▸ Directions for this task: Identify the lines that contain the word "conſtat" and copy each one.

BEGIN

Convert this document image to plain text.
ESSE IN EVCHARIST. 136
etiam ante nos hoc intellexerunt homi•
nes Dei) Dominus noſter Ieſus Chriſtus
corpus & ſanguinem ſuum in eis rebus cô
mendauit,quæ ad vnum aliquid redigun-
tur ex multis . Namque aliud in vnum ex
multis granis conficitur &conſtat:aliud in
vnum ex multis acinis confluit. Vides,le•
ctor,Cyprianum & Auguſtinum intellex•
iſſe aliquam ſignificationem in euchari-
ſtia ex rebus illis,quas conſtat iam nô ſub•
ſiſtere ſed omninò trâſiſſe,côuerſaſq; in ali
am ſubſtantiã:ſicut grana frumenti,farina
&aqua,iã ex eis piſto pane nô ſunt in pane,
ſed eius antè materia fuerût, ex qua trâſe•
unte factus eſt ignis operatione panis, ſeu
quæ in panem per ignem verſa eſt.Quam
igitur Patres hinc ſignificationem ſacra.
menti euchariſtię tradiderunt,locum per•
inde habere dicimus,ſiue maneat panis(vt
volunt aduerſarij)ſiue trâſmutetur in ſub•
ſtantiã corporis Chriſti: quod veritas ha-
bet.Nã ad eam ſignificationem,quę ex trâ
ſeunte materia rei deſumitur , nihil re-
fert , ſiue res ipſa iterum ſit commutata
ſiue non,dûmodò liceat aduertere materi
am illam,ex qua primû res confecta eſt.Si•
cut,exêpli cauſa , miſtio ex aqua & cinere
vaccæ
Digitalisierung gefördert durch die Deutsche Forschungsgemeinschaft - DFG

END

▸ In response:
multis granis conficitur &conſtat:aliud in
ſtia ex rebus illis,quas conſtat iam nô ſub•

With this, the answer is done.